# [TASK OBJECTIVE]
Each record is to be transcribed exactly.

[Dataset entries]
********************

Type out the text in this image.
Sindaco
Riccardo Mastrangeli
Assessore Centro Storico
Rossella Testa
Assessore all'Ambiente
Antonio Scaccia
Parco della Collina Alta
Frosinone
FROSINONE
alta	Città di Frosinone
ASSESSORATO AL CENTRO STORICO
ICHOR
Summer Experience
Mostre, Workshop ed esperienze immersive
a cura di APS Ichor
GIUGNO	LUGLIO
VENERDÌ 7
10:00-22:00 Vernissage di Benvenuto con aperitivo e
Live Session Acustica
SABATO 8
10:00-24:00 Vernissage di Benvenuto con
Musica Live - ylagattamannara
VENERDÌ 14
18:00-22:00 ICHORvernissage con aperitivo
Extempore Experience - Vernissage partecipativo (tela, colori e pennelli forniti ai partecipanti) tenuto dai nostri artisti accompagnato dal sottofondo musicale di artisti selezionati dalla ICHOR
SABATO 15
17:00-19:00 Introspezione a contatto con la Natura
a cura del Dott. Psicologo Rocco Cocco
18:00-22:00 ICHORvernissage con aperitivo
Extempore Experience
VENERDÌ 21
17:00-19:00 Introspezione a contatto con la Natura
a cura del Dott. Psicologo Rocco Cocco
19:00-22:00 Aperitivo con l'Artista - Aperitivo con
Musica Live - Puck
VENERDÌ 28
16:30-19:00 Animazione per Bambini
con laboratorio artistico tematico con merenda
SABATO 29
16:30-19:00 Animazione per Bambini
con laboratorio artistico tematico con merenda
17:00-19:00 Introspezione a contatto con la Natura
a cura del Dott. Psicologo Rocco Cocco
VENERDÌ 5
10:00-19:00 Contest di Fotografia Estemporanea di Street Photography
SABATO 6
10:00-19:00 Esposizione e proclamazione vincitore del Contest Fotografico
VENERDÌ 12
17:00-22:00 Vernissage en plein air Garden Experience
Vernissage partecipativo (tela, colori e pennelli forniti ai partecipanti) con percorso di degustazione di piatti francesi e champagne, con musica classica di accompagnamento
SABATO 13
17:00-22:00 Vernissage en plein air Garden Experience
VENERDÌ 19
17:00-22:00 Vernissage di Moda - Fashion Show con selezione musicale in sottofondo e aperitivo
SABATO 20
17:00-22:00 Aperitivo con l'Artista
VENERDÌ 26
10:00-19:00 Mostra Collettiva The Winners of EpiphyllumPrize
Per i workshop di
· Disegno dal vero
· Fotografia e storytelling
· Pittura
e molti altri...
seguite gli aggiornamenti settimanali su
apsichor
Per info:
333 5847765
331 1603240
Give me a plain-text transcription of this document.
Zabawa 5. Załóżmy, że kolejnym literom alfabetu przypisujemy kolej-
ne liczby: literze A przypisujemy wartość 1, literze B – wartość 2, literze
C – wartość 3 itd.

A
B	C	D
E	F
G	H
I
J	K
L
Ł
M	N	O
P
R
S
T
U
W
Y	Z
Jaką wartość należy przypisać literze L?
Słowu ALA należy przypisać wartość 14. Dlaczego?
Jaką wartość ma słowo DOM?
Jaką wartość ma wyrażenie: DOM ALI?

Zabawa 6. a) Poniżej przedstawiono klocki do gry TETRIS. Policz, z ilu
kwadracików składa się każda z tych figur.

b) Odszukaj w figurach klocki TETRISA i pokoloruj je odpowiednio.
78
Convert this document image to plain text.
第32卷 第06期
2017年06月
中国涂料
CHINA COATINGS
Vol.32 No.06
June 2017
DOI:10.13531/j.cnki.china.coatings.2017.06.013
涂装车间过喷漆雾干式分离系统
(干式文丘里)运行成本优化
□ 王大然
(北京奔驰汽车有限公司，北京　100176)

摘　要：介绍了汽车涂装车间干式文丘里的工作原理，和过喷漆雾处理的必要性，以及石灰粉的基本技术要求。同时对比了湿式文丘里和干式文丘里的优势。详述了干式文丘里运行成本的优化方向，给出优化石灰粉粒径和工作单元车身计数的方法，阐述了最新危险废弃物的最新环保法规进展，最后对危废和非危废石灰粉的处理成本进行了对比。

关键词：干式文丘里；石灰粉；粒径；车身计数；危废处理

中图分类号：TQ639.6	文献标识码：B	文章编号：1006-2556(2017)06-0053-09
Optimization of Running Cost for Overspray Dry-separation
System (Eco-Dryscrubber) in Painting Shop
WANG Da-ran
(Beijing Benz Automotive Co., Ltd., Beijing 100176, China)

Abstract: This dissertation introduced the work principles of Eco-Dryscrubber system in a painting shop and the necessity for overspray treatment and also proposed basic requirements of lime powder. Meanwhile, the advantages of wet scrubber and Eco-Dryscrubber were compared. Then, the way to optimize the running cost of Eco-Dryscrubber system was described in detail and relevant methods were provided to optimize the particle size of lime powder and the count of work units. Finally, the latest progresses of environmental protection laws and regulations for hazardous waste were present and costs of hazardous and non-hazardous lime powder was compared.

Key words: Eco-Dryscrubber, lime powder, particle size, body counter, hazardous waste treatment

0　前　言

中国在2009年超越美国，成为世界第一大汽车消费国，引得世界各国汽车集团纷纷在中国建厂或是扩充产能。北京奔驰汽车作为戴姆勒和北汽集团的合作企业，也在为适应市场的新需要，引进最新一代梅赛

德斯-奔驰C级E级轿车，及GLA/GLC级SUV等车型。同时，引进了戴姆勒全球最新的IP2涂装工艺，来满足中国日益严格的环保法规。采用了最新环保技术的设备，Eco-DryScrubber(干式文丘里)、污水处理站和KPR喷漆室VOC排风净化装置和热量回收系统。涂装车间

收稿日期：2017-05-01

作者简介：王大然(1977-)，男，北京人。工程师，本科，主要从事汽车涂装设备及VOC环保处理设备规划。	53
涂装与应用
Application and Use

********************

# [EXPECTED OUTPUT]
Type out the text in this image.
Sindaco
Riccardo Mastrangeli
Assessore Centro Storico
Rossella Testa
Assessore all'Ambiente
Antonio Scaccia
Parco della Collina Alta
Frosinone
FROSINONE
alta	Città di Frosinone
ASSESSORATO AL CENTRO STORICO
ICHOR
Summer Experience
Mostre, Workshop ed esperienze immersive
a cura di APS Ichor
GIUGNO	LUGLIO
VENERDÌ 7
10:00-22:00 Vernissage di Benvenuto con aperitivo e
Live Session Acustica
SABATO 8
10:00-24:00 Vernissage di Benvenuto con
Musica Live - ylagattamannara
VENERDÌ 14
18:00-22:00 ICHORvernissage con aperitivo
Extempore Experience - Vernissage partecipativo (tela, colori e pennelli forniti ai partecipanti) tenuto dai nostri artisti accompagnato dal sottofondo musicale di artisti selezionati dalla ICHOR
SABATO 15
17:00-19:00 Introspezione a contatto con la Natura
a cura del Dott. Psicologo Rocco Cocco
18:00-22:00 ICHORvernissage con aperitivo
Extempore Experience
VENERDÌ 21
17:00-19:00 Introspezione a contatto con la Natura
a cura del Dott. Psicologo Rocco Cocco
19:00-22:00 Aperitivo con l'Artista - Aperitivo con
Musica Live - Puck
VENERDÌ 28
16:30-19:00 Animazione per Bambini
con laboratorio artistico tematico con merenda
SABATO 29
16:30-19:00 Animazione per Bambini
con laboratorio artistico tematico con merenda
17:00-19:00 Introspezione a contatto con la Natura
a cura del Dott. Psicologo Rocco Cocco
VENERDÌ 5
10:00-19:00 Contest di Fotografia Estemporanea di Street Photography
SABATO 6
10:00-19:00 Esposizione e proclamazione vincitore del Contest Fotografico
VENERDÌ 12
17:00-22:00 Vernissage en plein air Garden Experience
Vernissage partecipativo (tela, colori e pennelli forniti ai partecipanti) con percorso di degustazione di piatti francesi e champagne, con musica classica di accompagnamento
SABATO 13
17:00-22:00 Vernissage en plein air Garden Experience
VENERDÌ 19
17:00-22:00 Vernissage di Moda - Fashion Show con selezione musicale in sottofondo e aperitivo
SABATO 20
17:00-22:00 Aperitivo con l'Artista
VENERDÌ 26
10:00-19:00 Mostra Collettiva The Winners of EpiphyllumPrize
Per i workshop di
· Disegno dal vero
· Fotografia e storytelling
· Pittura
e molti altri...
seguite gli aggiornamenti settimanali su
apsichor
Per info:
333 5847765
331 1603240
Give me a plain-text transcription of this document.
Zabawa 5. Załóżmy, że kolejnym literom alfabetu przypisujemy kolej-
ne liczby: literze A przypisujemy wartość 1, literze B – wartość 2, literze
C – wartość 3 itd.

A
B	C	D
E	F
G	H
I
J	K
L
Ł
M	N	O
P
R
S
T
U
W
Y	Z
Jaką wartość należy przypisać literze L?
Słowu ALA należy przypisać wartość 14. Dlaczego?
Jaką wartość ma słowo DOM?
Jaką wartość ma wyrażenie: DOM ALI?

Zabawa 6. a) Poniżej przedstawiono klocki do gry TETRIS. Policz, z ilu
kwadracików składa się każda z tych figur.

b) Odszukaj w figurach klocki TETRISA i pokoloruj je odpowiednio.
78
Convert this document image to plain text.
第32卷 第06期
2017年06月
中国涂料
CHINA COATINGS
Vol.32 No.06
June 2017
DOI:10.13531/j.cnki.china.coatings.2017.06.013
涂装车间过喷漆雾干式分离系统
(干式文丘里)运行成本优化
□ 王大然
(北京奔驰汽车有限公司，北京　100176)

摘　要：介绍了汽车涂装车间干式文丘里的工作原理，和过喷漆雾处理的必要性，以及石灰粉的基本技术要求。同时对比了湿式文丘里和干式文丘里的优势。详述了干式文丘里运行成本的优化方向，给出优化石灰粉粒径和工作单元车身计数的方法，阐述了最新危险废弃物的最新环保法规进展，最后对危废和非危废石灰粉的处理成本进行了对比。

关键词：干式文丘里；石灰粉；粒径；车身计数；危废处理

中图分类号：TQ639.6	文献标识码：B	文章编号：1006-2556(2017)06-0053-09
Optimization of Running Cost for Overspray Dry-separation
System (Eco-Dryscrubber) in Painting Shop
WANG Da-ran
(Beijing Benz Automotive Co., Ltd., Beijing 100176, China)

Abstract: This dissertation introduced the work principles of Eco-Dryscrubber system in a painting shop and the necessity for overspray treatment and also proposed basic requirements of lime powder. Meanwhile, the advantages of wet scrubber and Eco-Dryscrubber were compared. Then, the way to optimize the running cost of Eco-Dryscrubber system was described in detail and relevant methods were provided to optimize the particle size of lime powder and the count of work units. Finally, the latest progresses of environmental protection laws and regulations for hazardous waste were present and costs of hazardous and non-hazardous lime powder was compared.

Key words: Eco-Dryscrubber, lime powder, particle size, body counter, hazardous waste treatment

0　前　言

中国在2009年超越美国，成为世界第一大汽车消费国，引得世界各国汽车集团纷纷在中国建厂或是扩充产能。北京奔驰汽车作为戴姆勒和北汽集团的合作企业，也在为适应市场的新需要，引进最新一代梅赛

德斯-奔驰C级E级轿车，及GLA/GLC级SUV等车型。同时，引进了戴姆勒全球最新的IP2涂装工艺，来满足中国日益严格的环保法规。采用了最新环保技术的设备，Eco-DryScrubber(干式文丘里)、污水处理站和KPR喷漆室VOC排风净化装置和热量回收系统。涂装车间

收稿日期：2017-05-01

作者简介：王大然(1977-)，男，北京人。工程师，本科，主要从事汽车涂装设备及VOC环保处理设备规划。	53
涂装与应用
Application and Use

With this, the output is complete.